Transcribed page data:
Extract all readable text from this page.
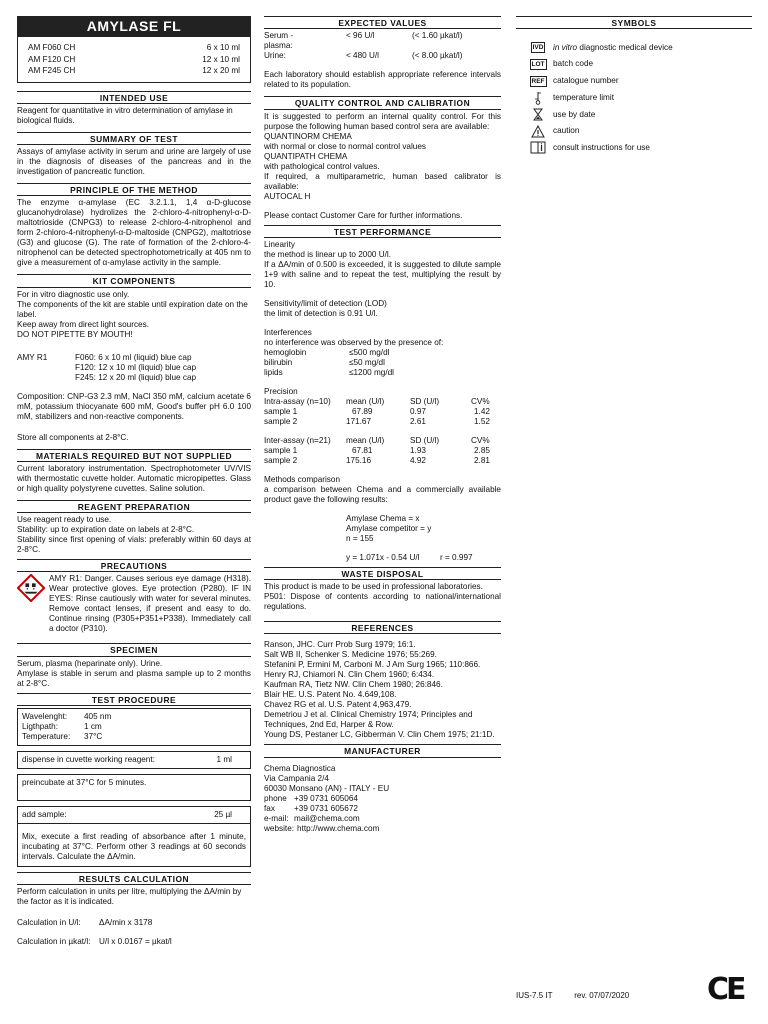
AMYLASE FL
AM F060 CH	6 x 10 ml
AM F120 CH	12 x 10 ml
AM F245 CH	12 x 20 ml
INTENDED USE
Reagent for quantitative in vitro determination of amylase in biological fluids.
SUMMARY OF TEST
Assays of amylase activity in serum and urine are largely of use in the diagnosis of diseases of the pancreas and in the investigation of pancreatic function.
PRINCIPLE OF THE METHOD
The enzyme α-amylase (EC 3.2.1.1, 1,4 α-D-glucose glucanohydrolase) hydrolizes the 2-chloro-4-nitrophenyl-α-D-maltotrioside (CNPG3) to release 2-chloro-4-nitrophenol and form 2-chloro-4-nitrophenyl-α-D-maltoside (CNPG2), maltotriose (G3) and glucose (G). The rate of formation of the 2-chloro-4-nitrophenol can be detected spectrophotometrically at 405 nm to give a measurement of α-amylase activity in the sample.
KIT COMPONENTS
For in vitro diagnostic use only.
The components of the kit are stable until expiration date on the label.
Keep away from direct light sources.
DO NOT PIPETTE BY MOUTH!
AMY R1	F060: 6 x 10 ml (liquid) blue cap
F120: 12 x 10 ml (liquid) blue cap
F245: 12 x 20 ml (liquid) blue cap
Composition: CNP-G3 2.3 mM, NaCl 350 mM, calcium acetate 6 mM, potassium thiocyanate 600 mM, Good's buffer pH 6.0 100 mM, stabilizers and non-reactive components.
Store all components at 2-8°C.
MATERIALS REQUIRED BUT NOT SUPPLIED
Current laboratory instrumentation. Spectrophotometer UV/VIS with thermostatic cuvette holder. Automatic micropipettes. Glass or high quality polystyrene cuvettes. Saline solution.
REAGENT PREPARATION
Use reagent ready to use.
Stability: up to expiration date on labels at 2-8°C.
Stability since first opening of vials: preferably within 60 days at 2-8°C.
PRECAUTIONS
AMY R1: Danger. Causes serious eye damage (H318). Wear protective gloves. Eye protection (P280). IF IN EYES: Rinse cautiously with water for several minutes. Remove contact lenses, if present and easy to do. Continue rinsing (P305+P351+P338). Immediately call a doctor (P310).
SPECIMEN
Serum, plasma (heparinate only). Urine.
Amylase is stable in serum and plasma sample up to 2 months at 2-8°C.
TEST PROCEDURE
Wavelenght:	405 nm
Ligthpath:	1 cm
Temperature:	37°C
dispense in cuvette working reagent:	1 ml
preincubate at 37°C for 5 minutes.
add sample:	25 µl
Mix, execute a first reading of absorbance after 1 minute, incubating at 37°C. Perform other 3 readings at 60 seconds intervals. Calculate the ΔA/min.
RESULTS CALCULATION
Perform calculation in units per litre, multiplying the ΔA/min by the factor as it is indicated.
Calculation in U/l:	ΔA/min x 3178
Calculation in µkat/l:	U/l x 0.0167 = µkat/l
EXPECTED VALUES
Serum - plasma:
< 96 U/l	(< 1.60 µkat/l)
Urine:	< 480 U/l	(< 8.00 µkat/l)
Each laboratory should establish appropriate reference intervals related to its population.
QUALITY CONTROL AND CALIBRATION
It is suggested to perform an internal quality control. For this purpose the following human based control sera are available:
QUANTINORM CHEMA
with normal or close to normal control values
QUANTIPATH CHEMA
with pathological control values.
If required, a multiparametric, human based calibrator is available:
AUTOCAL H
Please contact Customer Care for further informations.
TEST PERFORMANCE
Linearity
the method is linear up to 2000 U/l.
If a ΔA/min of 0.500 is exceeded, it is suggested to dilute sample 1+9 with saline and to repeat the test, multiplying the result by 10.
Sensitivity/limit of detection (LOD)
the limit of detection is 0.91 U/l.
Interferences
no interference was observed by the presence of:
hemoglobin	≤500 mg/dl
bilirubin	≤50 mg/dl
lipids	≤1200 mg/dl
Precision
Intra-assay (n=10)	mean (U/l)	SD (U/l)	CV%
sample 1	67.89	0.97	1.42
sample 2	171.67	2.61	1.52
Inter-assay (n=21)	mean (U/l)	SD (U/l)	CV%
sample 1	67.81	1.93	2.85
sample 2	175.16	4.92	2.81
Methods comparison
a comparison between Chema and a commercially available product gave the following results:
Amylase Chema = x
Amylase competitor = y
n = 155
y = 1.071x - 0.54 U/l	r = 0.997
WASTE DISPOSAL
This product is made to be used in professional laboratories.
P501: Dispose of contents according to national/international regulations.
REFERENCES
Ranson, JHC. Curr Prob Surg 1979; 16:1.
Salt WB II, Schenker S. Medicine 1976; 55:269.
Stefanini P, Ermini M, Carboni M. J Am Surg 1965; 110:866.
Henry RJ, Chiamori N. Clin Chem 1960; 6:434.
Kaufman RA, Tietz NW. Clin Chem 1980; 26:846.
Blair HE. U.S. Patent No. 4.649,108.
Chavez RG et al. U.S. Patent 4,963,479.
Demetriou J et al. Clinical Chemistry 1974; Principles and Techniques, 2nd Ed, Harper & Row.
Young DS, Pestaner LC, Gibberman V. Clin Chem 1975; 21:1D.
MANUFACTURER
Chema Diagnostica
Via Campania 2/4
60030 Monsano (AN) - ITALY - EU
phone +39 0731 605064
fax	+39 0731 605672
e-mail: mail@chema.com
website: http://www.chema.com
SYMBOLS
IVD in vitro diagnostic medical device
LOT batch code
REF catalogue number
temperature limit
use by date
caution
consult instructions for use
IUS-7.5 IT	rev. 07/07/2020	CE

YOUR GOAL: Print the records word for word and exclude any picture they hold.

RESPONSE:
Extract all readable text from this page.
AMYLASE FL
AM F060 CH	6 x 10 ml
AM F120 CH	12 x 10 ml
AM F245 CH	12 x 20 ml
INTENDED USE
Reagent for quantitative in vitro determination of amylase in biological fluids.
SUMMARY OF TEST
Assays of amylase activity in serum and urine are largely of use in the diagnosis of diseases of the pancreas and in the investigation of pancreatic function.
PRINCIPLE OF THE METHOD
The enzyme α-amylase (EC 3.2.1.1, 1,4 α-D-glucose glucanohydrolase) hydrolizes the 2-chloro-4-nitrophenyl-α-D-maltotrioside (CNPG3) to release 2-chloro-4-nitrophenol and form 2-chloro-4-nitrophenyl-α-D-maltoside (CNPG2), maltotriose (G3) and glucose (G). The rate of formation of the 2-chloro-4-nitrophenol can be detected spectrophotometrically at 405 nm to give a measurement of α-amylase activity in the sample.
KIT COMPONENTS
For in vitro diagnostic use only.
The components of the kit are stable until expiration date on the label.
Keep away from direct light sources.
DO NOT PIPETTE BY MOUTH!
AMY R1	F060: 6 x 10 ml (liquid) blue cap
F120: 12 x 10 ml (liquid) blue cap
F245: 12 x 20 ml (liquid) blue cap
Composition: CNP-G3 2.3 mM, NaCl 350 mM, calcium acetate 6 mM, potassium thiocyanate 600 mM, Good's buffer pH 6.0 100 mM, stabilizers and non-reactive components.
Store all components at 2-8°C.
MATERIALS REQUIRED BUT NOT SUPPLIED
Current laboratory instrumentation. Spectrophotometer UV/VIS with thermostatic cuvette holder. Automatic micropipettes. Glass or high quality polystyrene cuvettes. Saline solution.
REAGENT PREPARATION
Use reagent ready to use.
Stability: up to expiration date on labels at 2-8°C.
Stability since first opening of vials: preferably within 60 days at 2-8°C.
PRECAUTIONS
AMY R1: Danger. Causes serious eye damage (H318). Wear protective gloves. Eye protection (P280). IF IN EYES: Rinse cautiously with water for several minutes. Remove contact lenses, if present and easy to do. Continue rinsing (P305+P351+P338). Immediately call a doctor (P310).
SPECIMEN
Serum, plasma (heparinate only). Urine.
Amylase is stable in serum and plasma sample up to 2 months at 2-8°C.
TEST PROCEDURE
Wavelenght:	405 nm
Ligthpath:	1 cm
Temperature:	37°C
dispense in cuvette working reagent:	1 ml
preincubate at 37°C for 5 minutes.
add sample:	25 µl
Mix, execute a first reading of absorbance after 1 minute, incubating at 37°C. Perform other 3 readings at 60 seconds intervals. Calculate the ΔA/min.
RESULTS CALCULATION
Perform calculation in units per litre, multiplying the ΔA/min by the factor as it is indicated.
Calculation in U/l:	ΔA/min x 3178
Calculation in µkat/l:	U/l x 0.0167 = µkat/l
EXPECTED VALUES
Serum - plasma:
< 96 U/l	(< 1.60 µkat/l)
Urine:	< 480 U/l	(< 8.00 µkat/l)
Each laboratory should establish appropriate reference intervals related to its population.
QUALITY CONTROL AND CALIBRATION
It is suggested to perform an internal quality control. For this purpose the following human based control sera are available:
QUANTINORM CHEMA
with normal or close to normal control values
QUANTIPATH CHEMA
with pathological control values.
If required, a multiparametric, human based calibrator is available:
AUTOCAL H
Please contact Customer Care for further informations.
TEST PERFORMANCE
Linearity
the method is linear up to 2000 U/l.
If a ΔA/min of 0.500 is exceeded, it is suggested to dilute sample 1+9 with saline and to repeat the test, multiplying the result by 10.
Sensitivity/limit of detection (LOD)
the limit of detection is 0.91 U/l.
Interferences
no interference was observed by the presence of:
hemoglobin	≤500 mg/dl
bilirubin	≤50 mg/dl
lipids	≤1200 mg/dl
Precision
Intra-assay (n=10)	mean (U/l)	SD (U/l)	CV%
sample 1	67.89	0.97	1.42
sample 2	171.67	2.61	1.52
Inter-assay (n=21)	mean (U/l)	SD (U/l)	CV%
sample 1	67.81	1.93	2.85
sample 2	175.16	4.92	2.81
Methods comparison
a comparison between Chema and a commercially available product gave the following results:
Amylase Chema = x
Amylase competitor = y
n = 155
y = 1.071x - 0.54 U/l	r = 0.997
WASTE DISPOSAL
This product is made to be used in professional laboratories.
P501: Dispose of contents according to national/international regulations.
REFERENCES
Ranson, JHC. Curr Prob Surg 1979; 16:1.
Salt WB II, Schenker S. Medicine 1976; 55:269.
Stefanini P, Ermini M, Carboni M. J Am Surg 1965; 110:866.
Henry RJ, Chiamori N. Clin Chem 1960; 6:434.
Kaufman RA, Tietz NW. Clin Chem 1980; 26:846.
Blair HE. U.S. Patent No. 4.649,108.
Chavez RG et al. U.S. Patent 4,963,479.
Demetriou J et al. Clinical Chemistry 1974; Principles and Techniques, 2nd Ed, Harper & Row.
Young DS, Pestaner LC, Gibberman V. Clin Chem 1975; 21:1D.
MANUFACTURER
Chema Diagnostica
Via Campania 2/4
60030 Monsano (AN) - ITALY - EU
phone +39 0731 605064
fax	+39 0731 605672
e-mail: mail@chema.com
website: http://www.chema.com
SYMBOLS
IVD in vitro diagnostic medical device
LOT batch code
REF catalogue number
temperature limit
use by date
caution
consult instructions for use
IUS-7.5 IT	rev. 07/07/2020	CE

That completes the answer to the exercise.